• [実施事項 A]
新型コロナ支援制度の記事では、雇用調整助成金の上限日額はいくらとされているか。
• [実施事項 B]
新型コロナ支援制度の記事の続きを、最後の段落の後から書いてください。

「機関紙連合通信社」は労働組合や市民団体の新聞編集向けに記事を配信しています

    「休業には補償」徹底を/新型コロナの各種支援制度/長期化見据えた拡充が課題

     新型コロナウイルスをめぐる緊急事態宣言発令から1カ月が過ぎ、休業補償や生活支援のための制度の拡充がようやく動き始めた(表)。第2次補正予算の検討も始まる中、労組や生活支援団体は「休業には補償を」「生存権を保障せよ」の声を強めている。

     焦点の一つが雇用調整助成金だ。「雇用保険2事業」から休業手当の8~9割超が支給される制度だが、支給決定件数はまだわずかで緊急事態に対応できていないと批判されている。現在、簡素化・迅速化が検討されている。上限日額8330円の引き上げも与党サイドが言明。現状では満額でも月額約16万円にしかならず、労組や野党が引き上げを求めていた。

     労災補償について国は、感染経路が明確でなくても仕事が原因とみられる場合は認定する方針を決めた。医療・介護や、スーパーマーケットなど不特定多数と接する業務に従事する人が対象となる。

[保存済みデータ項目]
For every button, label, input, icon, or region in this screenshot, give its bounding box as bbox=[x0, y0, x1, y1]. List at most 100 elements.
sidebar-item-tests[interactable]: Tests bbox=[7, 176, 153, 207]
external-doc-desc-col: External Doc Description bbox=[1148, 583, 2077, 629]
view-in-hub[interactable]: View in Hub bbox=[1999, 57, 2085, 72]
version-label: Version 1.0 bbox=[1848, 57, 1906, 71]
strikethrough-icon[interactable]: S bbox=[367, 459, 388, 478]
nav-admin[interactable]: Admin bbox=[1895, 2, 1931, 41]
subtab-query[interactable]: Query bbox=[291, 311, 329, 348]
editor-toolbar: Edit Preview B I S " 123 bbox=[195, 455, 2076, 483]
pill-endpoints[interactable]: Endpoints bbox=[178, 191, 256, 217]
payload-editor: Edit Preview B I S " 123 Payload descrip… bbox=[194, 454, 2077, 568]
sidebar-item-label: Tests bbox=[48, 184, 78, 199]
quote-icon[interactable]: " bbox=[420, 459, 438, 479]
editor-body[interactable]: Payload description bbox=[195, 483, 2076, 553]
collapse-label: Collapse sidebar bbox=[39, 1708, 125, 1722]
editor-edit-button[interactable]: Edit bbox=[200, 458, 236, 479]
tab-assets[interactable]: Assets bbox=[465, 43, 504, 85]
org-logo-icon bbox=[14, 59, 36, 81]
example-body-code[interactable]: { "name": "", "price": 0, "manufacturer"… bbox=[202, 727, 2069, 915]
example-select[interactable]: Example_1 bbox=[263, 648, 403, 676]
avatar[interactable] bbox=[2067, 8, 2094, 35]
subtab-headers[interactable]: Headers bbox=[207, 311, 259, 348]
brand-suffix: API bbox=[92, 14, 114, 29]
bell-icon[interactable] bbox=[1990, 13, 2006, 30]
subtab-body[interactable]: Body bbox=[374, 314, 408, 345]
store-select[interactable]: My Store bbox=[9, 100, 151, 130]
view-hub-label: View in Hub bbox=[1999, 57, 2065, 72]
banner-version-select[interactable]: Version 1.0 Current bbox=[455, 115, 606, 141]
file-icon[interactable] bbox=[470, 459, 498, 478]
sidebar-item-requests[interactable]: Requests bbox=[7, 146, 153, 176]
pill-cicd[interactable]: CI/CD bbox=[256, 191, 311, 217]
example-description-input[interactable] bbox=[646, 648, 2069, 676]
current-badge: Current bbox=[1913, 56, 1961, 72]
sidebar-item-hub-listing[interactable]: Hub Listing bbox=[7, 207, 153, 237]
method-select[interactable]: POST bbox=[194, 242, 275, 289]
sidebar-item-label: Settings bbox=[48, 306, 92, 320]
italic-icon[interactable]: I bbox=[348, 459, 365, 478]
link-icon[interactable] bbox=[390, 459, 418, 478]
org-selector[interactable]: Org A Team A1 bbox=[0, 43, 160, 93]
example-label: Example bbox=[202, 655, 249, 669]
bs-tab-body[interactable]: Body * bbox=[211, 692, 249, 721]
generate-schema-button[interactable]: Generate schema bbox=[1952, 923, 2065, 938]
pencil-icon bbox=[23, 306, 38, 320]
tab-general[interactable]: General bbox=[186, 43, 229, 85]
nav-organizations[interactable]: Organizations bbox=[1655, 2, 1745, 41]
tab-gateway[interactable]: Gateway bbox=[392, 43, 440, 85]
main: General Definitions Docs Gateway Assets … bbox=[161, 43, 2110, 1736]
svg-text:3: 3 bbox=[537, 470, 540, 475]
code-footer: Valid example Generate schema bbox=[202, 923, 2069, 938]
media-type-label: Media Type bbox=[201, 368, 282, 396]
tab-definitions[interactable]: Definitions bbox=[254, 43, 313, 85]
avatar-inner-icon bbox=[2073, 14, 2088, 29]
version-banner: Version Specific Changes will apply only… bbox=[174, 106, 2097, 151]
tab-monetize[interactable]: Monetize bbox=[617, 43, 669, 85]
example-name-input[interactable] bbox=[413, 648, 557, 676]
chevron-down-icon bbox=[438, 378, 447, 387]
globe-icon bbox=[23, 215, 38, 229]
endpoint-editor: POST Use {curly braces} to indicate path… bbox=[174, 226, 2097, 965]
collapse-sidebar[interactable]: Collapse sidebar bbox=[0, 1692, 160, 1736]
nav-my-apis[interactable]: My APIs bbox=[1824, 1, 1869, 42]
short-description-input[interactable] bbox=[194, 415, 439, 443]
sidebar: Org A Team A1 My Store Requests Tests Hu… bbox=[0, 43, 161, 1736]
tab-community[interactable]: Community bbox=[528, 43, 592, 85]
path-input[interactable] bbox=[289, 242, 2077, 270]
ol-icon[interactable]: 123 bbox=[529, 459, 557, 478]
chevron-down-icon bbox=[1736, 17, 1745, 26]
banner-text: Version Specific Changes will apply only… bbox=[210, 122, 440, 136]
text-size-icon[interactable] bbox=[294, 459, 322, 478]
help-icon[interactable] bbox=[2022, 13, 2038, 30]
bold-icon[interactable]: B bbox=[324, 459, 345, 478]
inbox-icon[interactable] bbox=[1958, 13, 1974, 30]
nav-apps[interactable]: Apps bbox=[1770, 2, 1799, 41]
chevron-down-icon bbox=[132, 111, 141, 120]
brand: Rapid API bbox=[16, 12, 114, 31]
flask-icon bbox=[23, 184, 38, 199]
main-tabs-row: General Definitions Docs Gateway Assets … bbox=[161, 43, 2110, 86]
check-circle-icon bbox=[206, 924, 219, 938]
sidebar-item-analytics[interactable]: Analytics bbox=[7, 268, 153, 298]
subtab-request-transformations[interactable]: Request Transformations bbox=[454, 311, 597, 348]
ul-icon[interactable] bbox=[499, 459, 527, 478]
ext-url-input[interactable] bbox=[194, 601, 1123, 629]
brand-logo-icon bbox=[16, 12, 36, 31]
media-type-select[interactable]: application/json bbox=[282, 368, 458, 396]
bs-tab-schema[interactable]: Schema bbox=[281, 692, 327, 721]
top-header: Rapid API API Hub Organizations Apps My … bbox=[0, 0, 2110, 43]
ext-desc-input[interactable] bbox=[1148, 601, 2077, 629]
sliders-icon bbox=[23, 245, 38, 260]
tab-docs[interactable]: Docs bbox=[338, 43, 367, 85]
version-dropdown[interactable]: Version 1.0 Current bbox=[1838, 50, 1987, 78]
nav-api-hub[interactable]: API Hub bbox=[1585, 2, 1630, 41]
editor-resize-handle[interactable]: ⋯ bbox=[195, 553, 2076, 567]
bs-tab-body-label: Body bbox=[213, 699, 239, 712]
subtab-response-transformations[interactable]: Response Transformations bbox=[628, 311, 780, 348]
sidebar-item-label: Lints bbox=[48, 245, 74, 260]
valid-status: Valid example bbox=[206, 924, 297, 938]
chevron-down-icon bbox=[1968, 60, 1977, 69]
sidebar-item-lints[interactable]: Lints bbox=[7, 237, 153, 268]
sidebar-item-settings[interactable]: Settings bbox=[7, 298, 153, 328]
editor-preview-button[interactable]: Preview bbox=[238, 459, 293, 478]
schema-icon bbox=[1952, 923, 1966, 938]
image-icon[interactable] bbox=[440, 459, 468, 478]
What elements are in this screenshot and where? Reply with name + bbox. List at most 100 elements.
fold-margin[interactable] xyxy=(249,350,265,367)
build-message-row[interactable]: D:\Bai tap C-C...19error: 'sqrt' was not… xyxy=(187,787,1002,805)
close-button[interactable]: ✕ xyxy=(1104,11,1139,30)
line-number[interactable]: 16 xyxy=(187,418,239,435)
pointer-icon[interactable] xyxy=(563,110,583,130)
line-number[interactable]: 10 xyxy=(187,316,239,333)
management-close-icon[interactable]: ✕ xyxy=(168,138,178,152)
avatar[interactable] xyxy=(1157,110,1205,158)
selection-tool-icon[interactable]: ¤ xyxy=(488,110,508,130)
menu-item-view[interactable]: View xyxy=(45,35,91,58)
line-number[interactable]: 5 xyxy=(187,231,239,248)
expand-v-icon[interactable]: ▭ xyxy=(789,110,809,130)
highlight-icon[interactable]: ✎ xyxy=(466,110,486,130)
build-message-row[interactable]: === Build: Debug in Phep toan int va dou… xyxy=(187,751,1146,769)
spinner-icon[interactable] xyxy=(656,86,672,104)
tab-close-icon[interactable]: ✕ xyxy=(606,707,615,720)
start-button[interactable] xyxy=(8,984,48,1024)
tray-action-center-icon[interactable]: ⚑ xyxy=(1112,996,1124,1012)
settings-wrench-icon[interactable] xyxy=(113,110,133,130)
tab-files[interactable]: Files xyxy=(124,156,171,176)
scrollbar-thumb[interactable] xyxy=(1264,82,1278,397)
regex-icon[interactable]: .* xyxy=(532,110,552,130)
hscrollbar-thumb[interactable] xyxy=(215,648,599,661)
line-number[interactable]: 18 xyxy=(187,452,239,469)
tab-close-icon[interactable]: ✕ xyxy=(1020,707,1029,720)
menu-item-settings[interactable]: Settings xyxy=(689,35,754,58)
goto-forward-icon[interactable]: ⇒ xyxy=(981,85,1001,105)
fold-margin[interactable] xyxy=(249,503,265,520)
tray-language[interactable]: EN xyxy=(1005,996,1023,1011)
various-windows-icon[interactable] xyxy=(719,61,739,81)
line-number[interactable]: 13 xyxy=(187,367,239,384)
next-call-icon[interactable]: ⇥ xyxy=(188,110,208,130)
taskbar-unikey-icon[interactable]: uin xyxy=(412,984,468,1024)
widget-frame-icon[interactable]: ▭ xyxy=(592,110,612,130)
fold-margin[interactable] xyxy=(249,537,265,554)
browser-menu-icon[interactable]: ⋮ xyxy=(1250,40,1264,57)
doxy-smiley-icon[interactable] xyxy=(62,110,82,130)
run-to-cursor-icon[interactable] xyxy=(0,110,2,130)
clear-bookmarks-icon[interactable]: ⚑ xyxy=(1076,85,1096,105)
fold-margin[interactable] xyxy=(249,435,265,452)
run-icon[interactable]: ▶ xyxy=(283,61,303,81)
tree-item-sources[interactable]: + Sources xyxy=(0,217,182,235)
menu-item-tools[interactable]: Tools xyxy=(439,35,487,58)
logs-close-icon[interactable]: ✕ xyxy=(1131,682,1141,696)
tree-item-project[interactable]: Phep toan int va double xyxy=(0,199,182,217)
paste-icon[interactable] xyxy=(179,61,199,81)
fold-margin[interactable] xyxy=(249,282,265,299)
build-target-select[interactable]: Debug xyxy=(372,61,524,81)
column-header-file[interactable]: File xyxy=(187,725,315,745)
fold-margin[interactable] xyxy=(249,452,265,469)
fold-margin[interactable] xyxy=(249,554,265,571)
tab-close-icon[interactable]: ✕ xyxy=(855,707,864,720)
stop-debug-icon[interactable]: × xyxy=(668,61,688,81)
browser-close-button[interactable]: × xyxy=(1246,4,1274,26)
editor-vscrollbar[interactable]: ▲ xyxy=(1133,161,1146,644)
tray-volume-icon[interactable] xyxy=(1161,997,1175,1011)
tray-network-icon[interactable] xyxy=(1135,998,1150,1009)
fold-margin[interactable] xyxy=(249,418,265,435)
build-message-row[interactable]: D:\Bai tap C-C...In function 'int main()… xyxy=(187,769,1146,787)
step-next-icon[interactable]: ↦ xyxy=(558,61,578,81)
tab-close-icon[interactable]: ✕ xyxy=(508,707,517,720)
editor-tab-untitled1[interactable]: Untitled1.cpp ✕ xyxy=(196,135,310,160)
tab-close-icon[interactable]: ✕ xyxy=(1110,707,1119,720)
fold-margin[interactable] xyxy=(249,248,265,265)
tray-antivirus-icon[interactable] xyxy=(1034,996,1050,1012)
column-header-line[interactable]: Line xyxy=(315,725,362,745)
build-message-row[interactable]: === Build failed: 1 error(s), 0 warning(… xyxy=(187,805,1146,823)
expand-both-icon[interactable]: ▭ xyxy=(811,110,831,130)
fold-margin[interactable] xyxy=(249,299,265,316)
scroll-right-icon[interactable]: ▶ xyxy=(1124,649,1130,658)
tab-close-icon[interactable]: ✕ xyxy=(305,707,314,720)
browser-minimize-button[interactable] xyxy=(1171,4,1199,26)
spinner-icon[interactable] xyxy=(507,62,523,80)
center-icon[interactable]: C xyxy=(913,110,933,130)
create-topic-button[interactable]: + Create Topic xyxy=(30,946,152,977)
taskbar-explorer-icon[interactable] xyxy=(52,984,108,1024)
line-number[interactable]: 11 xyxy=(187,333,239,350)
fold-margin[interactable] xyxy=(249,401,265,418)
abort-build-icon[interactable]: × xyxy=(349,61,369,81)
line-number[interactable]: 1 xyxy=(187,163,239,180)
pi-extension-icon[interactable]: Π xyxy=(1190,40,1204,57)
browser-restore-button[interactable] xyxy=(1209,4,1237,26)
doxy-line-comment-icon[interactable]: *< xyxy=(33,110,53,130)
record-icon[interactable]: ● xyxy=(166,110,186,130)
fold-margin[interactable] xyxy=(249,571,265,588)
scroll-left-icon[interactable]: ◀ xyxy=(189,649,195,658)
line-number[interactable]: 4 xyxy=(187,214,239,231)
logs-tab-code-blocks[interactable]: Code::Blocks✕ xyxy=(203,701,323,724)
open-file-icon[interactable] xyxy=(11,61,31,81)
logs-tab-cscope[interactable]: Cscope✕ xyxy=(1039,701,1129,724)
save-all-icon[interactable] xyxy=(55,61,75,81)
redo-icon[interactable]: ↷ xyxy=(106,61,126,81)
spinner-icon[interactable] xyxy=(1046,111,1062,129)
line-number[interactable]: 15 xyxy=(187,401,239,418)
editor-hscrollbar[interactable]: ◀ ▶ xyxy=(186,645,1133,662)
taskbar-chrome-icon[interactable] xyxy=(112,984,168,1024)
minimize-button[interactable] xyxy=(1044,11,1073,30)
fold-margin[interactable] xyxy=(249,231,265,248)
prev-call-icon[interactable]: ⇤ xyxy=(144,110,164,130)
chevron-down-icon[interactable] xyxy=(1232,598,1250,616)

• [解答 A]
上限日額は8330円である。

• [解答 B]
     仕事や通勤以外で感染し休業した場合、健康保険の傷病手当(平均賃金の約3分の2)がある。特例で国保加入者でも傷病手当を受けられるよう国が全額支援を決めた。社会保険に加入していない非正規労働者には朗報だ。

     休業中に失業手当を受け取れる制度も検討され始めた。東日本大震災の際にも導入された仕組みで、事業主が申請する雇用調整助成金と違い、労働者本人が申請できる利点がある。日本弁護士連合会や地域ユニオンなどが求めていた。

     1人一律10万円の支給や事業主への持続化給付金のほか、6月半ばまでの成立が目指される第2次補正予算では家賃補助や困窮学生支援も課題となる。

     一連の拡充は労組や野党が要求し実現に至ったものが多い。冬に向け再度の感染拡大が懸念される。長期戦を見据え、現場の声を届ける取り組みが必要だ。